• [Instructions to follow] Comb the records below for the string "العثمانية" and copy each line where it turns up.

• [Records from a dataset]
++++
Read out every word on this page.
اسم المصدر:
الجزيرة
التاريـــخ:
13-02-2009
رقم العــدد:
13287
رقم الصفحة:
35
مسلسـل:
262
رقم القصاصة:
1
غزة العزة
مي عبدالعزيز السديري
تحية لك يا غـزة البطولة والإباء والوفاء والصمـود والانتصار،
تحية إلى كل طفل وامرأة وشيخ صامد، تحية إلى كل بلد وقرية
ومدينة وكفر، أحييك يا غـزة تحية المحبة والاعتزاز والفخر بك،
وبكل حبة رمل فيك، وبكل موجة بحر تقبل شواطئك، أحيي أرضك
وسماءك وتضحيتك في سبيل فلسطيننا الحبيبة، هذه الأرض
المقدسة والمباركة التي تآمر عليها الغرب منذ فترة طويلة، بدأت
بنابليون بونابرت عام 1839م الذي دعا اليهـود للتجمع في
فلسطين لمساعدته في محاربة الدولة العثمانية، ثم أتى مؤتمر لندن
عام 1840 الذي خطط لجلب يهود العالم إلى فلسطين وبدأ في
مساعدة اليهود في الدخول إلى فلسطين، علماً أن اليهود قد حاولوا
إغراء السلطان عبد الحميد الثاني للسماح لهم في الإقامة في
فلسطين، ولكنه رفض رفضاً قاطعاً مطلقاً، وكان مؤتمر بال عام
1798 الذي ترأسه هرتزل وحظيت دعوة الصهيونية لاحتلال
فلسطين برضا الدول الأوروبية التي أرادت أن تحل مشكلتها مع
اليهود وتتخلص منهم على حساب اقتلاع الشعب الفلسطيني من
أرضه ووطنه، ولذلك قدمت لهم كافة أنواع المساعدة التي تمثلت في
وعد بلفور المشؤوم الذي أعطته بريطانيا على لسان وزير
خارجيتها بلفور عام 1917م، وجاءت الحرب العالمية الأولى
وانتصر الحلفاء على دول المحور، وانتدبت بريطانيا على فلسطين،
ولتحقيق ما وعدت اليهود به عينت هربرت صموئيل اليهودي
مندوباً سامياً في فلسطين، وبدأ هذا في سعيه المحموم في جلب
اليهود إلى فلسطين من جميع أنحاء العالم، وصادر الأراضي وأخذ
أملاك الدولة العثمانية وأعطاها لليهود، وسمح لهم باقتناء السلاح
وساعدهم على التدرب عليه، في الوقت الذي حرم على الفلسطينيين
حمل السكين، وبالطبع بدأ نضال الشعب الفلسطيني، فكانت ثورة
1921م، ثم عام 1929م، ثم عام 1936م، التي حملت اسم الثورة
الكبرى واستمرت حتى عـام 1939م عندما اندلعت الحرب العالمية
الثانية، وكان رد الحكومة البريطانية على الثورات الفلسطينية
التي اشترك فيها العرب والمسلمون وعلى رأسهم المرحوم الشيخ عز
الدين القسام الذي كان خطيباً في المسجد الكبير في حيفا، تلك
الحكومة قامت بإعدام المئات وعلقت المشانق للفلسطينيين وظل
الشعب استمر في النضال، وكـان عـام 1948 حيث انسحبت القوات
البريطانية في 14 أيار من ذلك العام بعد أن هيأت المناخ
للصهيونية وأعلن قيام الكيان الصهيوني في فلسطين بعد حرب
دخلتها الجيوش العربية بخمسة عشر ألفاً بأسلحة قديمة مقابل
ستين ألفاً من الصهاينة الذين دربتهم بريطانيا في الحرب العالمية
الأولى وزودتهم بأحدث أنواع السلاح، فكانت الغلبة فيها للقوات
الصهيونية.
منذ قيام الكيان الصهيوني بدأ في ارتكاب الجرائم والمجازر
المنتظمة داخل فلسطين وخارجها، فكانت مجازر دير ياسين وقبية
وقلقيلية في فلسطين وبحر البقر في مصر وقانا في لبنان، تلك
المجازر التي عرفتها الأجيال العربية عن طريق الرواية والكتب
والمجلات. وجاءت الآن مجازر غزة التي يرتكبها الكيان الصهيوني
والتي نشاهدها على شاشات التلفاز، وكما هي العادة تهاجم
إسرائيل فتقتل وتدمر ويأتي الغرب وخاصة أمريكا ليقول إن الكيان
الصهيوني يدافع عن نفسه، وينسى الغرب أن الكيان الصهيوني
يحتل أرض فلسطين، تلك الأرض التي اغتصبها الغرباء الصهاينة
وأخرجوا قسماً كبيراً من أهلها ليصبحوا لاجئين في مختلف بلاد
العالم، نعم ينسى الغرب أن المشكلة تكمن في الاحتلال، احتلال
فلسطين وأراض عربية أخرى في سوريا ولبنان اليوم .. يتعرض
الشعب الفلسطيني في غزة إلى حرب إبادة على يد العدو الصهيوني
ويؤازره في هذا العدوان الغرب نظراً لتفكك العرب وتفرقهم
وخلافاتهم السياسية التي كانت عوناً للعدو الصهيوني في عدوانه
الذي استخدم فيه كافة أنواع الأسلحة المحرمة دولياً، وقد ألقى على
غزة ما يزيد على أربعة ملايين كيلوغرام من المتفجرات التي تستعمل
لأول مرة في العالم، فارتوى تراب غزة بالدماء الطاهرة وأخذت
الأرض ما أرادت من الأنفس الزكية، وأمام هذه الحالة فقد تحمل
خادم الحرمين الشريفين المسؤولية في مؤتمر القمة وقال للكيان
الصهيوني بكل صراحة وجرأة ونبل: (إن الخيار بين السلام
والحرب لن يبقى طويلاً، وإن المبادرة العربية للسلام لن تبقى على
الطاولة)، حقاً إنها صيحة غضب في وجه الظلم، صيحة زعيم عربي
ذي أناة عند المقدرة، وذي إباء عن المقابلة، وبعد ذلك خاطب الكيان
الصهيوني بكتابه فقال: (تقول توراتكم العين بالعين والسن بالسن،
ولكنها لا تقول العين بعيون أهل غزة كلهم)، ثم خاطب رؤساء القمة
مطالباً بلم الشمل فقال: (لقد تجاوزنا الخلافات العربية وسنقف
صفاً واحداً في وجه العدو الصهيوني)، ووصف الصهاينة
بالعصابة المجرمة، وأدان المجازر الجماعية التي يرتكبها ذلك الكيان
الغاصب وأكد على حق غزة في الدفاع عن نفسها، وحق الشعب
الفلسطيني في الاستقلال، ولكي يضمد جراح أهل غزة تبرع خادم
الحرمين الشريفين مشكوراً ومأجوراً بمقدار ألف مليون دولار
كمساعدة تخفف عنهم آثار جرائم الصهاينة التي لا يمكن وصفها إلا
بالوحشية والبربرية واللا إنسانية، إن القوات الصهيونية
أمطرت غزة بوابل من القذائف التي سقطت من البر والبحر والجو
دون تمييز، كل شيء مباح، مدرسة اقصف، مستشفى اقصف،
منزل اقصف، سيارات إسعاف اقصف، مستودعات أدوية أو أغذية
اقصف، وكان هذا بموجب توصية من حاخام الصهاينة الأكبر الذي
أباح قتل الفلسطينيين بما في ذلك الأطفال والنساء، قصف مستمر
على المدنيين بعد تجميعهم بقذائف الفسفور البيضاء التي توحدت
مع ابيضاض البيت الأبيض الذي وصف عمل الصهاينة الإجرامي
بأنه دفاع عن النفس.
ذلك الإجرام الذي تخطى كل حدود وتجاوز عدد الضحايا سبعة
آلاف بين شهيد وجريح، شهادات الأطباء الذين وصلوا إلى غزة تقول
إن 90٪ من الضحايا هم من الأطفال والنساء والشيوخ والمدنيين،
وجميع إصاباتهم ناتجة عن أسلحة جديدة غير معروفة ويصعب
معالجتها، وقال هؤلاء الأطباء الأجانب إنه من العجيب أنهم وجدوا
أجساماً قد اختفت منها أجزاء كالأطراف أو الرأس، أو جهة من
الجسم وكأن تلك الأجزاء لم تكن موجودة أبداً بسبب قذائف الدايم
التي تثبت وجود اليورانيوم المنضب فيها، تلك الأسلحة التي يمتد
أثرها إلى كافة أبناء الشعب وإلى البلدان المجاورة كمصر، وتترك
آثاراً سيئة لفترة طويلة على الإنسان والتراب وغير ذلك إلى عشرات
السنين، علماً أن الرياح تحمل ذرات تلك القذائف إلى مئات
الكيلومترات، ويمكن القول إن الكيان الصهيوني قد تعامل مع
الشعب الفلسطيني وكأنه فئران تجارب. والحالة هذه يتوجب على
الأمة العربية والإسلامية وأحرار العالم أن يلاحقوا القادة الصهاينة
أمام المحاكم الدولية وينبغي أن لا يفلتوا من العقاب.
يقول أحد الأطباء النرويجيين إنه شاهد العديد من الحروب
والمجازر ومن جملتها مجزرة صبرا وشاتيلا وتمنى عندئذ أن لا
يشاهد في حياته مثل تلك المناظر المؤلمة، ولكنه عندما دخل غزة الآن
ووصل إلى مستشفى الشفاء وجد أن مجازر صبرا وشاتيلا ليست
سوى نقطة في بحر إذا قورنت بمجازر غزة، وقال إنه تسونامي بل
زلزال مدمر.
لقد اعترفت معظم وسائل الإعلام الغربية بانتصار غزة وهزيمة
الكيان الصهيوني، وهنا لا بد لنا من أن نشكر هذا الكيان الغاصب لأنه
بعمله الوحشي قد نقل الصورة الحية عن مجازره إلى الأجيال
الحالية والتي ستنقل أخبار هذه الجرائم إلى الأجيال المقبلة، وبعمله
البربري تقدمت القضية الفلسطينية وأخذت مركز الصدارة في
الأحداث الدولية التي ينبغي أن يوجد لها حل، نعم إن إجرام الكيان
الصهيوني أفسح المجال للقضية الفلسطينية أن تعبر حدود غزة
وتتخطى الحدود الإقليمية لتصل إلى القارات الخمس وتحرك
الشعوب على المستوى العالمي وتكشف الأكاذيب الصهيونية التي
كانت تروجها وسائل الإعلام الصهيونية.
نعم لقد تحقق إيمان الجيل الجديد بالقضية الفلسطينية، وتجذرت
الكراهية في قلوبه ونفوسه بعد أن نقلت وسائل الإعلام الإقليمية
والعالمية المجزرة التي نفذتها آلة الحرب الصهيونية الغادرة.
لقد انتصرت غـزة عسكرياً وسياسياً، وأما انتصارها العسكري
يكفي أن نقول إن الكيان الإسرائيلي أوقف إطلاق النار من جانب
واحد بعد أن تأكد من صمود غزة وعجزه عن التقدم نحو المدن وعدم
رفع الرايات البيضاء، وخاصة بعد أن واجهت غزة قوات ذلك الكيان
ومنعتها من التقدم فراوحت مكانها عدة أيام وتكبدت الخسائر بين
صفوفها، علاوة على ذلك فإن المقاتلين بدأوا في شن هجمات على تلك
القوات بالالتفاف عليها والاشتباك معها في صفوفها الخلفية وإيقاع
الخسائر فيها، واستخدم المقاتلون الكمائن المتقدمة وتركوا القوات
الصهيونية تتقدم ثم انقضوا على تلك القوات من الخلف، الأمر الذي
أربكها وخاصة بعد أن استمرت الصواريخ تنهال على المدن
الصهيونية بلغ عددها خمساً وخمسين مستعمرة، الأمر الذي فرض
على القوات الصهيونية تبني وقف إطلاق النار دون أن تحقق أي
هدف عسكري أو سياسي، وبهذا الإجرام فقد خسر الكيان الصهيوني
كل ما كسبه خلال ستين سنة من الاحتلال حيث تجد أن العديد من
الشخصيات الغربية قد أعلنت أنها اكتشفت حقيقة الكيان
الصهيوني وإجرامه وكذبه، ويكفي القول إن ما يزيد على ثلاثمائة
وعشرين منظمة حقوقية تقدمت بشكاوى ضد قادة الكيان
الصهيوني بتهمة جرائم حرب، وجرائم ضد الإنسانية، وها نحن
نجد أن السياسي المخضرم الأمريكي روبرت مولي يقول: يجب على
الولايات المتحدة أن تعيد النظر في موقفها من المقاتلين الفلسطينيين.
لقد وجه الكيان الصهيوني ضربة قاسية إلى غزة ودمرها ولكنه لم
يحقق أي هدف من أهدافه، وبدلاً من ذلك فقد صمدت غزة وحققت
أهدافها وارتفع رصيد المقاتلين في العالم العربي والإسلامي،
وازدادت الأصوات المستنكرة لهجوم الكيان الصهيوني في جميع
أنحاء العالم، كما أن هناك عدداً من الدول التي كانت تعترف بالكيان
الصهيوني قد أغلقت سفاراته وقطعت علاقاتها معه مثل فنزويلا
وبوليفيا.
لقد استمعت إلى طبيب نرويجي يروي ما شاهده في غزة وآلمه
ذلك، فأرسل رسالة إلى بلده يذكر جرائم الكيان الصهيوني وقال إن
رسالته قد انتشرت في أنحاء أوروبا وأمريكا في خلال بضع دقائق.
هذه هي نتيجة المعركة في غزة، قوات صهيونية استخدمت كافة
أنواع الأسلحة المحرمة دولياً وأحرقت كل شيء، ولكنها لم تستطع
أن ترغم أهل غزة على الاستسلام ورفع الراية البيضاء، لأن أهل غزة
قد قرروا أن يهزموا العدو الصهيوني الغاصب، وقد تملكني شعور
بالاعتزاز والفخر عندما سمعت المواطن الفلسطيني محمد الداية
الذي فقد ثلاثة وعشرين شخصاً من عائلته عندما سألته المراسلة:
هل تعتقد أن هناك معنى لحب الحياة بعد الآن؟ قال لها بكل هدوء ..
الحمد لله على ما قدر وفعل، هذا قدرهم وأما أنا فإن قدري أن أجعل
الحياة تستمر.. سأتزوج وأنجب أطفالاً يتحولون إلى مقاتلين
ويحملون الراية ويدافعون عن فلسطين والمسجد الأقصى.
++++
• [Finished answer]
فلسطين لمساعدته في محاربة الدولة العثمانية، ثم أتى مؤتمر لندن
أملاك الدولة العثمانية وأعطاها لليهود، وسمح لهم باقتناء السلاح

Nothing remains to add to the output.